## Start Task inputs

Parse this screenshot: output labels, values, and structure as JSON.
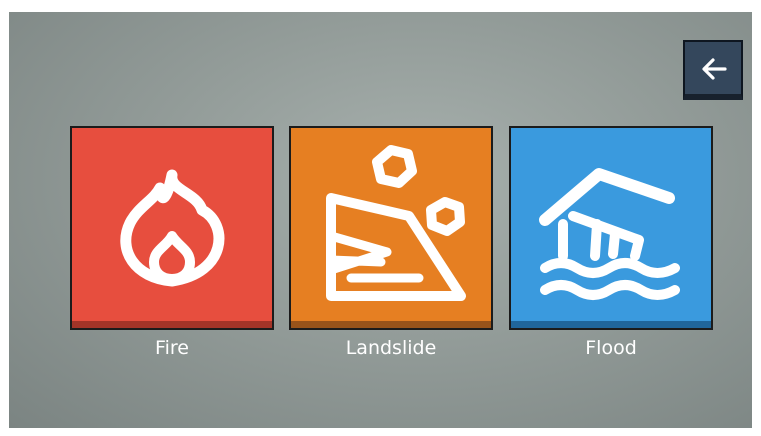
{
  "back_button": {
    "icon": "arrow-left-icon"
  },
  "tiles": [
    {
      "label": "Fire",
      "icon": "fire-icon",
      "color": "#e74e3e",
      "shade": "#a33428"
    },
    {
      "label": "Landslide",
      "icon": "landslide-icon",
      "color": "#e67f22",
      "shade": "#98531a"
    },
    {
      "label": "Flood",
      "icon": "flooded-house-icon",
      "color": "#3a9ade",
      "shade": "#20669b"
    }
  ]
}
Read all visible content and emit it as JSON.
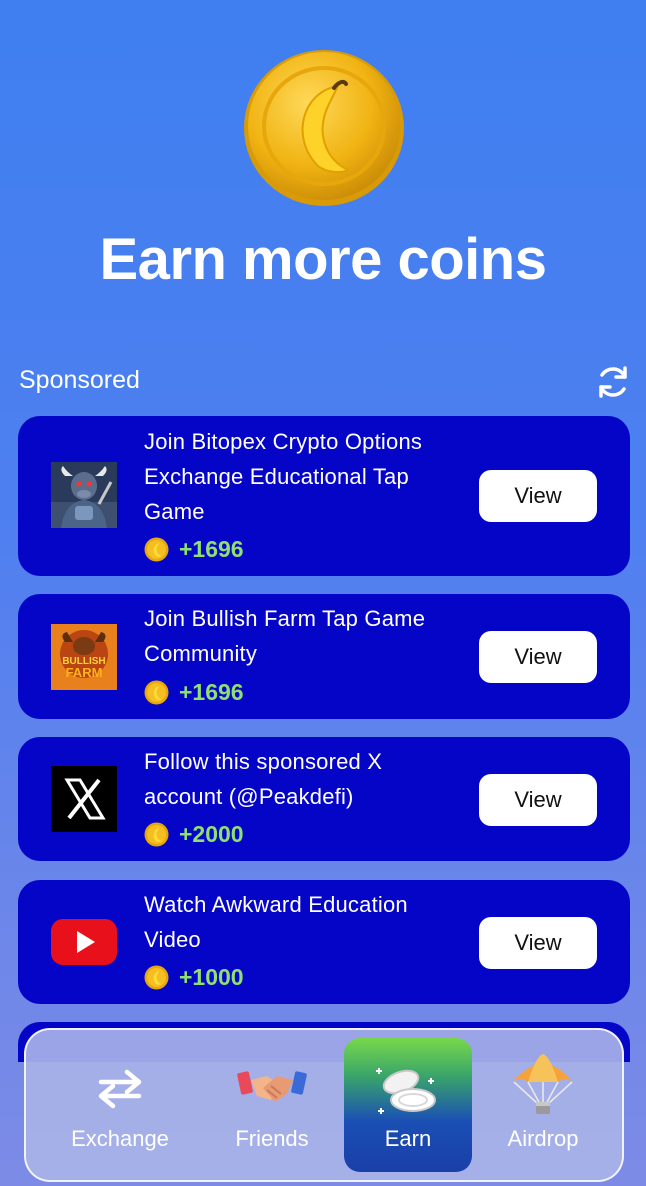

## End Task inputs
## Start Task inputs

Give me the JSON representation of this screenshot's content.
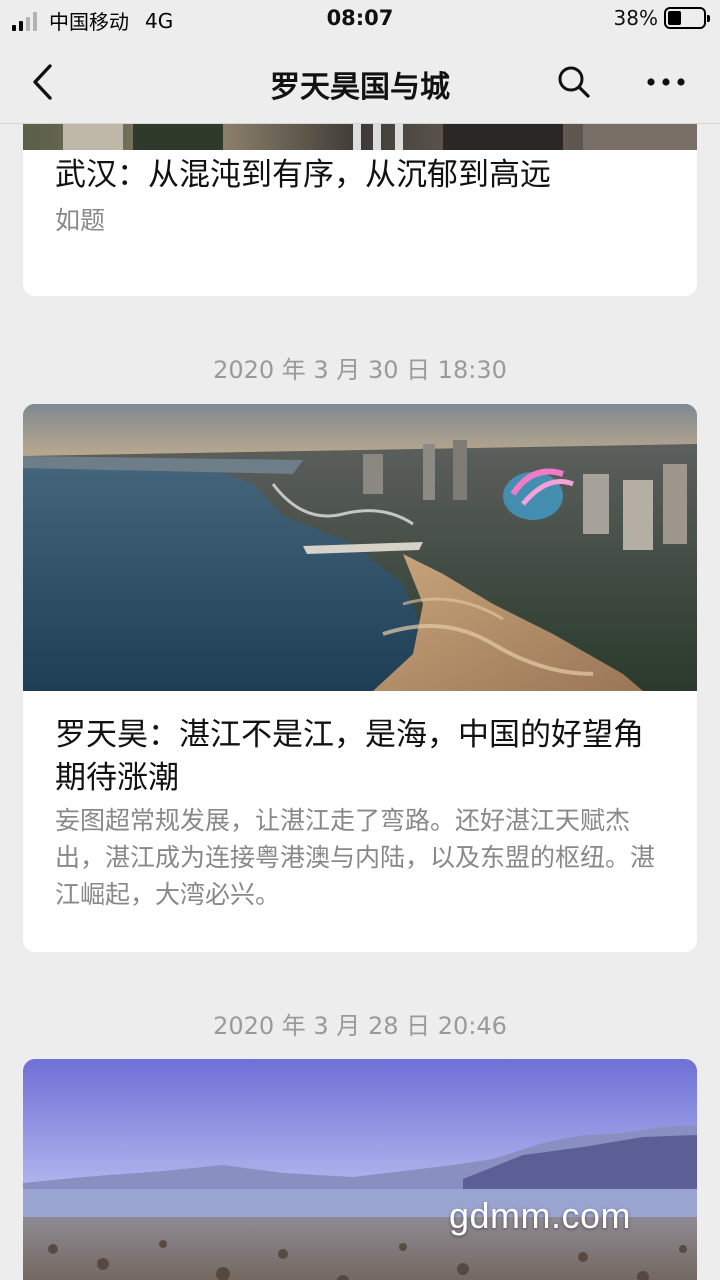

## End Task inputs
## Start Task inputs

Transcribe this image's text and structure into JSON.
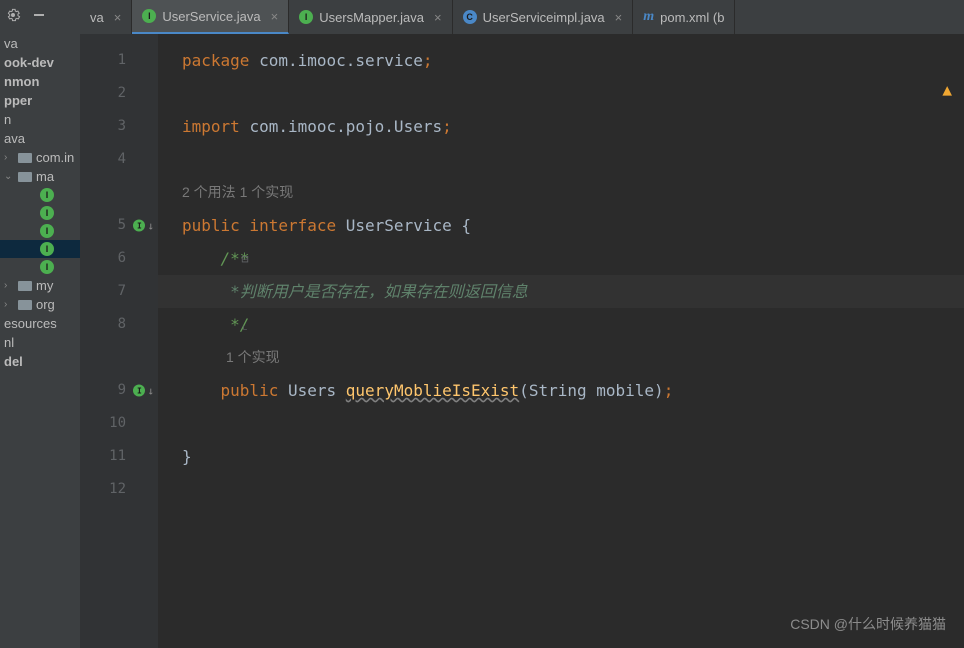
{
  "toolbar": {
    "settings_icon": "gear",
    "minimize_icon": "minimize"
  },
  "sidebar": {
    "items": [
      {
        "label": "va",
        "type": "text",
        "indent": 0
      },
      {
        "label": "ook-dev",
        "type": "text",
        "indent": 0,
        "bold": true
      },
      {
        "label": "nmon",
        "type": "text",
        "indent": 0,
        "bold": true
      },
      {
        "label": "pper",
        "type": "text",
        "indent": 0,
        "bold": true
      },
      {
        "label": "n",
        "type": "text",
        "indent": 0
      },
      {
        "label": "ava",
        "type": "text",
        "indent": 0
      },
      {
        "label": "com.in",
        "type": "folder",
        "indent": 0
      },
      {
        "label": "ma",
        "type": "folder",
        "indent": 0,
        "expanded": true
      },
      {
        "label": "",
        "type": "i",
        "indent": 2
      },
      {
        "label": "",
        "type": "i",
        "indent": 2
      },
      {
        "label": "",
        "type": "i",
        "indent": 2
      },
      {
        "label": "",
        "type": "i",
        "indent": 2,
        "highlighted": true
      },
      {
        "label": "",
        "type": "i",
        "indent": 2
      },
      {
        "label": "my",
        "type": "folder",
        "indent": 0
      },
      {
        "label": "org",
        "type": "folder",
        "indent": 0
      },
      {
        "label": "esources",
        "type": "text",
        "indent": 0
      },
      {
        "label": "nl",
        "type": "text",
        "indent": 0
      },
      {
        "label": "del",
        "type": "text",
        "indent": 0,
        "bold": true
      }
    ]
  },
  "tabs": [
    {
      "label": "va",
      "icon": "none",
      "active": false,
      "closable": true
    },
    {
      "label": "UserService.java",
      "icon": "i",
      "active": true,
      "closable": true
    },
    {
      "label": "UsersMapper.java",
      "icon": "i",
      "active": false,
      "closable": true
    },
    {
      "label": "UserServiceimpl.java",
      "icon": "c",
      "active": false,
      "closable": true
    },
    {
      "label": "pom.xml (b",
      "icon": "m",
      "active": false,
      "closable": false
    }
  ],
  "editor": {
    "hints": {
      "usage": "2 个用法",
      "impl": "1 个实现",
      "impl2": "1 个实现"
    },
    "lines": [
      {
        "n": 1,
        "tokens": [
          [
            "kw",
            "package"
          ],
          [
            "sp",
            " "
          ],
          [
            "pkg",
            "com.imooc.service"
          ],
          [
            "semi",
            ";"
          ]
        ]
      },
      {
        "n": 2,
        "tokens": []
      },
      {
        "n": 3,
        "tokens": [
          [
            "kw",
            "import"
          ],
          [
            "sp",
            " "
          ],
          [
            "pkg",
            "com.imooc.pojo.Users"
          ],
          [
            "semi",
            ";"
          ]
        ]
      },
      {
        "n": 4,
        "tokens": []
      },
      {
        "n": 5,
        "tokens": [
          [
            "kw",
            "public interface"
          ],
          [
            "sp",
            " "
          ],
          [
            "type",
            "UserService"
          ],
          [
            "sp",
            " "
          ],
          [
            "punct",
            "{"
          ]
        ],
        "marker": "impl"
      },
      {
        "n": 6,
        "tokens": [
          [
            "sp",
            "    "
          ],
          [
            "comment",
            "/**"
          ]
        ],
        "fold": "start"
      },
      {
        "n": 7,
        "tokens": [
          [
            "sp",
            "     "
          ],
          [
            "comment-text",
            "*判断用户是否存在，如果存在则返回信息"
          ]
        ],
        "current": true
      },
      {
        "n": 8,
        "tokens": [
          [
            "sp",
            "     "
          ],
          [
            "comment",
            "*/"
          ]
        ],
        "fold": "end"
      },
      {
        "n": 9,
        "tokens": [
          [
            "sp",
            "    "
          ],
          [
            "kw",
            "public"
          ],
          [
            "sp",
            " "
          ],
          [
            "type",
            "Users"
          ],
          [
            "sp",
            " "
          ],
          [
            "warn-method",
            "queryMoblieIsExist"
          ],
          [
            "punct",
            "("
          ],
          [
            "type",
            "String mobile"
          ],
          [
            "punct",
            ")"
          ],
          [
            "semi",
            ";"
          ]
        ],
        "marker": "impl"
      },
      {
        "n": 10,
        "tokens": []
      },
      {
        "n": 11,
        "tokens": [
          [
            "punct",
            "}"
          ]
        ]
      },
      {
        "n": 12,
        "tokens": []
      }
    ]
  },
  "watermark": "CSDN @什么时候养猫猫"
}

## End Task inputs

> **Given task**
Search the records for the word "content" and copy every line where it occurs.

> **Response to the exercise**
Read all visible content and emit it as JSON.
Give me the JSON representation of this screenshot's content.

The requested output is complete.